> Challenge
Your task is to output the data exactly as it stands.

Stored dataset items
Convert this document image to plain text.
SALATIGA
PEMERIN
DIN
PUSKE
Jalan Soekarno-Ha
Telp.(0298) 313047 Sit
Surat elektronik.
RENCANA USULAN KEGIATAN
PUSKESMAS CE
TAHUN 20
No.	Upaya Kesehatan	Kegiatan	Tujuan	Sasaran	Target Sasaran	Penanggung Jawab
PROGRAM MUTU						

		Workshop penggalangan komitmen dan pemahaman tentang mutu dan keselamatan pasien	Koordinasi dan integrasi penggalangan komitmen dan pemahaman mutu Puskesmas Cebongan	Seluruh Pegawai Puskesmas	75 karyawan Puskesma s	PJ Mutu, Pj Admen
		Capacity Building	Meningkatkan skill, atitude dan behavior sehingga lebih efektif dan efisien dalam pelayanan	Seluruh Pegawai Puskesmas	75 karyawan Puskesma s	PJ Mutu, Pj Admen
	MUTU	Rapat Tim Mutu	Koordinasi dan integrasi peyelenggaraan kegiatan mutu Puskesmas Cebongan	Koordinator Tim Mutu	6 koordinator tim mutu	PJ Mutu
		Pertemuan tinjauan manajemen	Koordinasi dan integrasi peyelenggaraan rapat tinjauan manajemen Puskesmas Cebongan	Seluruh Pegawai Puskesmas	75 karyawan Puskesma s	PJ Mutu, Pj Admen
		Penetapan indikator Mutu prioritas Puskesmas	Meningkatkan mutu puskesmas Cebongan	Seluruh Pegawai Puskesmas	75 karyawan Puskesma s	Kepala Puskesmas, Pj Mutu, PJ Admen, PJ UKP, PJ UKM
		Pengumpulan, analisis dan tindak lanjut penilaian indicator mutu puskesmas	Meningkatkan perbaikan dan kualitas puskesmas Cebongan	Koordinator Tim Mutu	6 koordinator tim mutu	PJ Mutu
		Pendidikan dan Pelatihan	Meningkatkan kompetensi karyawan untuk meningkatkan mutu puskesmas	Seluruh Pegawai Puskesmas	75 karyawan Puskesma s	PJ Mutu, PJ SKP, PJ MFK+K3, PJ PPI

> Written solution
Convert this document image to plain text.
SALATIGA
PEMERIN
DIN
PUSKE
Jalan Soekarno-Ha
Telp.(0298) 313047 Sit
Surat elektronik.
RENCANA USULAN KEGIATAN
PUSKESMAS CE
TAHUN 20
No.	Upaya Kesehatan	Kegiatan	Tujuan	Sasaran	Target Sasaran	Penanggung Jawab
PROGRAM MUTU						

		Workshop penggalangan komitmen dan pemahaman tentang mutu dan keselamatan pasien	Koordinasi dan integrasi penggalangan komitmen dan pemahaman mutu Puskesmas Cebongan	Seluruh Pegawai Puskesmas	75 karyawan Puskesma s	PJ Mutu, Pj Admen
		Capacity Building	Meningkatkan skill, atitude dan behavior sehingga lebih efektif dan efisien dalam pelayanan	Seluruh Pegawai Puskesmas	75 karyawan Puskesma s	PJ Mutu, Pj Admen
	MUTU	Rapat Tim Mutu	Koordinasi dan integrasi peyelenggaraan kegiatan mutu Puskesmas Cebongan	Koordinator Tim Mutu	6 koordinator tim mutu	PJ Mutu
		Pertemuan tinjauan manajemen	Koordinasi dan integrasi peyelenggaraan rapat tinjauan manajemen Puskesmas Cebongan	Seluruh Pegawai Puskesmas	75 karyawan Puskesma s	PJ Mutu, Pj Admen
		Penetapan indikator Mutu prioritas Puskesmas	Meningkatkan mutu puskesmas Cebongan	Seluruh Pegawai Puskesmas	75 karyawan Puskesma s	Kepala Puskesmas, Pj Mutu, PJ Admen, PJ UKP, PJ UKM
		Pengumpulan, analisis dan tindak lanjut penilaian indicator mutu puskesmas	Meningkatkan perbaikan dan kualitas puskesmas Cebongan	Koordinator Tim Mutu	6 koordinator tim mutu	PJ Mutu
		Pendidikan dan Pelatihan	Meningkatkan kompetensi karyawan untuk meningkatkan mutu puskesmas	Seluruh Pegawai Puskesmas	75 karyawan Puskesma s	PJ Mutu, PJ SKP, PJ MFK+K3, PJ PPI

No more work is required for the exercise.